**Directions:** Every record should be written out exactly, with the pictures left out.

= = = =

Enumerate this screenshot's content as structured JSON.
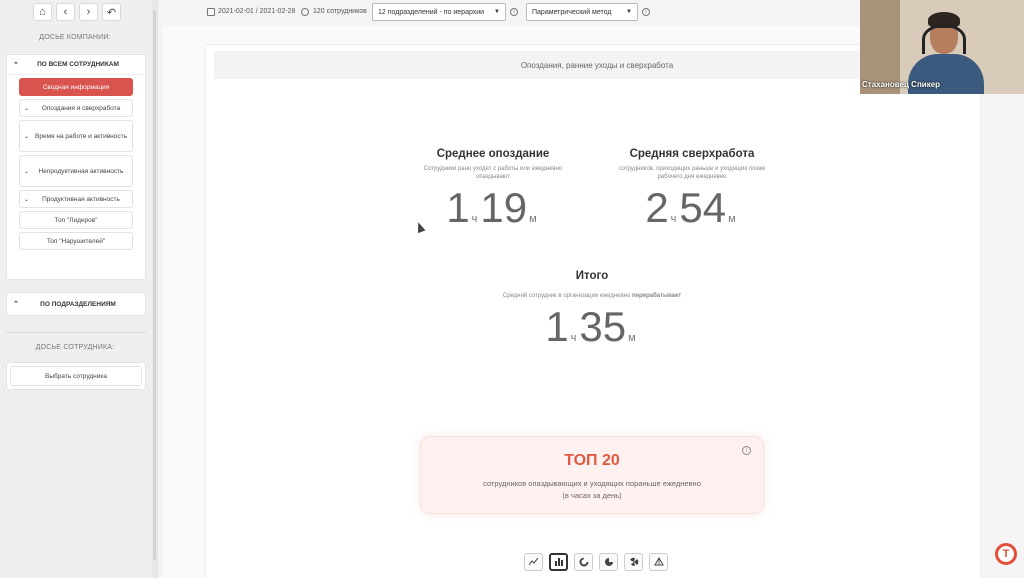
{
  "sidebar": {
    "nav": {
      "home_icon": "home-icon",
      "back_icon": "chevron-left-icon",
      "forward_icon": "chevron-right-icon",
      "undo_icon": "undo-icon"
    },
    "company_section_title": "ДОСЬЕ КОМПАНИИ:",
    "all_employees_label": "ПО ВСЕМ СОТРУДНИКАМ",
    "items": [
      {
        "label": "Сводная информация",
        "active": true
      },
      {
        "label": "Опоздания и сверхработа"
      },
      {
        "label": "Время на работе и активность"
      },
      {
        "label": "Непродуктивная активность"
      },
      {
        "label": "Продуктивная активность"
      },
      {
        "label": "Топ \"Лидеров\""
      },
      {
        "label": "Топ \"Нарушителей\""
      }
    ],
    "departments_label": "ПО ПОДРАЗДЕЛЕНИЯМ",
    "employee_section_title": "ДОСЬЕ СОТРУДНИКА:",
    "select_employee_label": "Выбрать сотрудника"
  },
  "topbar": {
    "date_range": "2021-02-01 / 2021-02-28",
    "employees_count": "120 сотрудников",
    "departments_select": "12 подразделений - по иерархии",
    "method_select": "Параметрический метод"
  },
  "panel": {
    "header": "Опоздания, ранние уходы и сверхработа",
    "late": {
      "title": "Среднее опоздание",
      "desc": "Сотрудники рано уходят с работы или ежедневно опаздывают",
      "hours": "1",
      "hours_unit": "ч",
      "minutes": "19",
      "minutes_unit": "м"
    },
    "overtime": {
      "title": "Средняя сверхработа",
      "desc": "сотрудников, приходящих раньше и уходящих позже рабочего дня ежедневно",
      "hours": "2",
      "hours_unit": "ч",
      "minutes": "54",
      "minutes_unit": "м"
    },
    "total": {
      "title": "Итого",
      "desc_prefix": "Средний сотрудник в организации ежедневно ",
      "desc_bold": "перерабатывает",
      "hours": "1",
      "hours_unit": "ч",
      "minutes": "35",
      "minutes_unit": "м"
    },
    "top_card": {
      "title": "ТОП 20",
      "line1": "сотрудников опаздывающих и уходящих пораньше ежедневно",
      "line2": "(в часах за день)"
    },
    "chart_tabs": [
      "line-chart-icon",
      "bar-chart-icon",
      "donut-chart-icon",
      "pie-chart-icon",
      "polar-chart-icon",
      "radar-chart-icon"
    ]
  },
  "webcam": {
    "name": "Стахановец Спикер"
  },
  "colors": {
    "accent_red": "#d9534f",
    "top_title": "#e05a44"
  }
}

= = = =

**Solution to the exercise:**
Enumerate this screenshot's content as structured JSON.
{
  "sidebar": {
    "nav": {
      "home_icon": "home-icon",
      "back_icon": "chevron-left-icon",
      "forward_icon": "chevron-right-icon",
      "undo_icon": "undo-icon"
    },
    "company_section_title": "ДОСЬЕ КОМПАНИИ:",
    "all_employees_label": "ПО ВСЕМ СОТРУДНИКАМ",
    "items": [
      {
        "label": "Сводная информация",
        "active": true
      },
      {
        "label": "Опоздания и сверхработа"
      },
      {
        "label": "Время на работе и активность"
      },
      {
        "label": "Непродуктивная активность"
      },
      {
        "label": "Продуктивная активность"
      },
      {
        "label": "Топ \"Лидеров\""
      },
      {
        "label": "Топ \"Нарушителей\""
      }
    ],
    "departments_label": "ПО ПОДРАЗДЕЛЕНИЯМ",
    "employee_section_title": "ДОСЬЕ СОТРУДНИКА:",
    "select_employee_label": "Выбрать сотрудника"
  },
  "topbar": {
    "date_range": "2021-02-01 / 2021-02-28",
    "employees_count": "120 сотрудников",
    "departments_select": "12 подразделений - по иерархии",
    "method_select": "Параметрический метод"
  },
  "panel": {
    "header": "Опоздания, ранние уходы и сверхработа",
    "late": {
      "title": "Среднее опоздание",
      "desc": "Сотрудники рано уходят с работы или ежедневно опаздывают",
      "hours": "1",
      "hours_unit": "ч",
      "minutes": "19",
      "minutes_unit": "м"
    },
    "overtime": {
      "title": "Средняя сверхработа",
      "desc": "сотрудников, приходящих раньше и уходящих позже рабочего дня ежедневно",
      "hours": "2",
      "hours_unit": "ч",
      "minutes": "54",
      "minutes_unit": "м"
    },
    "total": {
      "title": "Итого",
      "desc_prefix": "Средний сотрудник в организации ежедневно ",
      "desc_bold": "перерабатывает",
      "hours": "1",
      "hours_unit": "ч",
      "minutes": "35",
      "minutes_unit": "м"
    },
    "top_card": {
      "title": "ТОП 20",
      "line1": "сотрудников опаздывающих и уходящих пораньше ежедневно",
      "line2": "(в часах за день)"
    },
    "chart_tabs": [
      "line-chart-icon",
      "bar-chart-icon",
      "donut-chart-icon",
      "pie-chart-icon",
      "polar-chart-icon",
      "radar-chart-icon"
    ]
  },
  "webcam": {
    "name": "Стахановец Спикер"
  },
  "colors": {
    "accent_red": "#d9534f",
    "top_title": "#e05a44"
  }
}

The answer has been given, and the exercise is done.